Go through the records and give each one again exactly.
##### Entries shown #####
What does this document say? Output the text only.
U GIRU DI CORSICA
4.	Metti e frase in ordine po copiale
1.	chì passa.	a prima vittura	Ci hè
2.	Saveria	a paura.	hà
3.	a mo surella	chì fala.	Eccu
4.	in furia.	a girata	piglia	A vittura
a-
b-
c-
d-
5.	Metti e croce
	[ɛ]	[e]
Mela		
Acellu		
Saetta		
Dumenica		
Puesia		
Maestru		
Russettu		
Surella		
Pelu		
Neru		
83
#####
**Correct result**.
What does this document say? Output the text only.
U GIRU DI CORSICA
4.	Metti e frase in ordine po copiale
1.	chì passa.	a prima vittura	Ci hè
2.	Saveria	a paura.	hà
3.	a mo surella	chì fala.	Eccu
4.	in furia.	a girata	piglia	A vittura
a-
b-
c-
d-
5.	Metti e croce
	[ɛ]	[e]
Mela		
Acellu		
Saetta		
Dumenica		
Puesia		
Maestru		
Russettu		
Surella		
Pelu		
Neru		
83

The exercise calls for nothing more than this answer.